THE EXERCISE
Starting with the line that contains "Output a JSON", copy each line exactly through the end of the listing, and omit all pictures.

-- Start of SUPPLIED RECORDS --

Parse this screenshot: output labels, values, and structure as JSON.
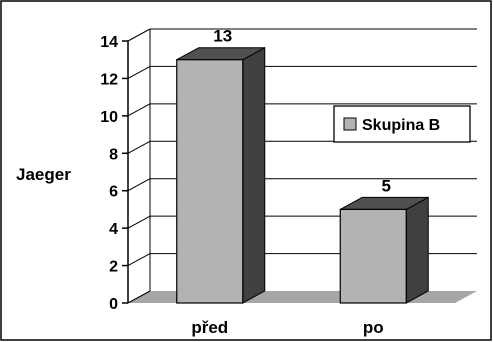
{
  "chart_data": {
    "type": "bar",
    "categories": [
      "před",
      "po"
    ],
    "series": [
      {
        "name": "Skupina B",
        "values": [
          13,
          5
        ]
      }
    ],
    "data_labels": [
      "13",
      "5"
    ],
    "ylabel": "Jaeger",
    "xlabel": "",
    "ylim": [
      0,
      14
    ],
    "yticks": [
      "0",
      "2",
      "4",
      "6",
      "8",
      "10",
      "12",
      "14"
    ],
    "grid": true,
    "legend": "right",
    "style_3d": true,
    "colors": {
      "bar_front": "#b3b3b3",
      "bar_side": "#404040",
      "bar_top": "#505050",
      "floor": "#a6a6a6",
      "grid": "#000000"
    }
  }
}
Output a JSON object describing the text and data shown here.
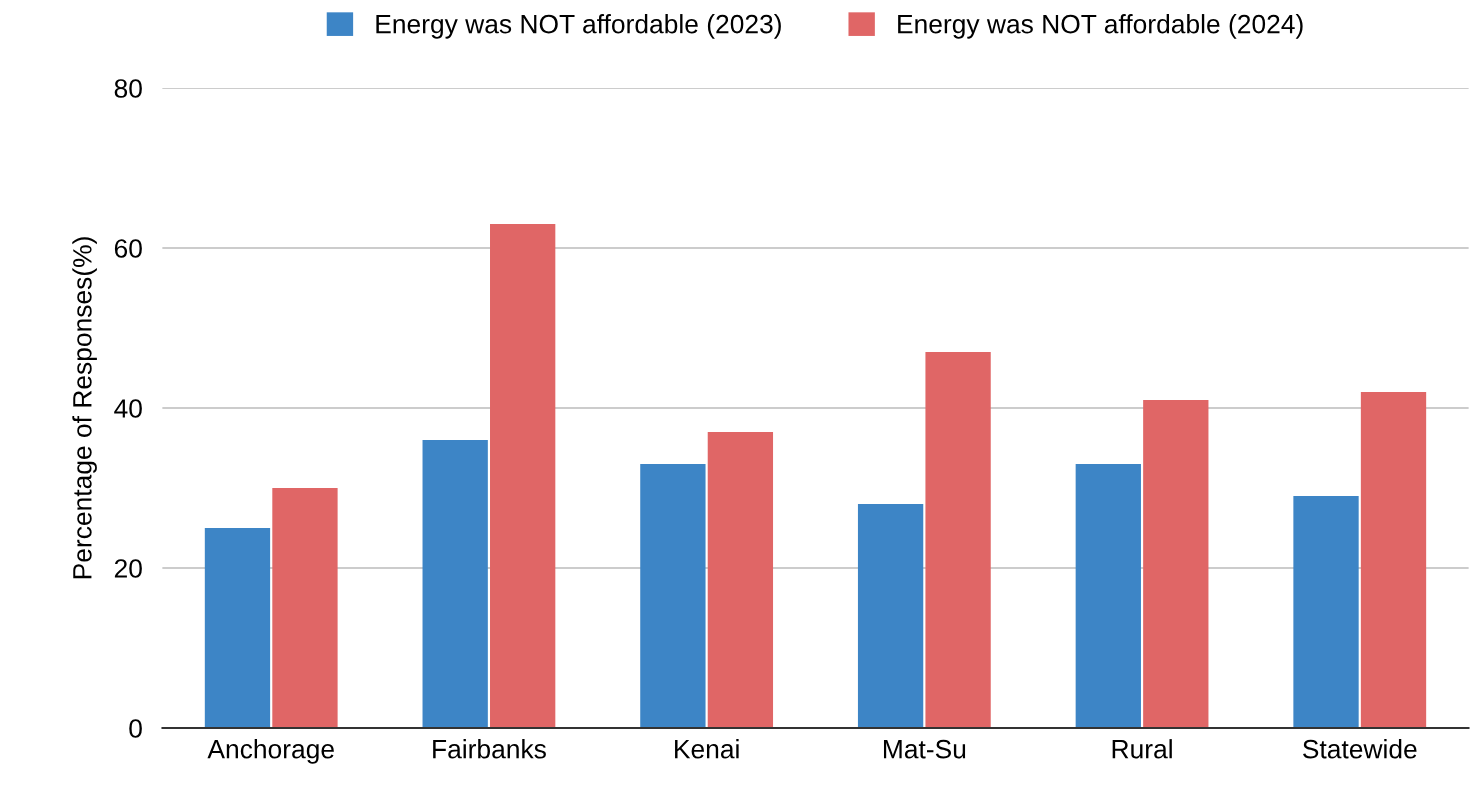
{
  "chart_data": {
    "type": "bar",
    "ylabel": "Percentage of Responses(%)",
    "categories": [
      "Anchorage",
      "Fairbanks",
      "Kenai",
      "Mat-Su",
      "Rural",
      "Statewide"
    ],
    "series": [
      {
        "name": "Energy was NOT affordable (2023)",
        "color": "#3d85c6",
        "values": [
          25,
          36,
          33,
          28,
          33,
          29
        ]
      },
      {
        "name": "Energy was NOT affordable (2024)",
        "color": "#e06666",
        "values": [
          30,
          63,
          37,
          47,
          41,
          42
        ]
      }
    ],
    "ylim": [
      0,
      80
    ],
    "yticks": [
      0,
      20,
      40,
      60,
      80
    ],
    "grid": "y",
    "legend": "top"
  }
}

-- End of SUPPLIED RECORDS --

SOLUTION TO THIS EXERCISE
Output a JSON object describing the text and data shown here.
{
  "chart_data": {
    "type": "bar",
    "ylabel": "Percentage of Responses(%)",
    "categories": [
      "Anchorage",
      "Fairbanks",
      "Kenai",
      "Mat-Su",
      "Rural",
      "Statewide"
    ],
    "series": [
      {
        "name": "Energy was NOT affordable (2023)",
        "color": "#3d85c6",
        "values": [
          25,
          36,
          33,
          28,
          33,
          29
        ]
      },
      {
        "name": "Energy was NOT affordable (2024)",
        "color": "#e06666",
        "values": [
          30,
          63,
          37,
          47,
          41,
          42
        ]
      }
    ],
    "ylim": [
      0,
      80
    ],
    "yticks": [
      0,
      20,
      40,
      60,
      80
    ],
    "grid": "y",
    "legend": "top"
  }
}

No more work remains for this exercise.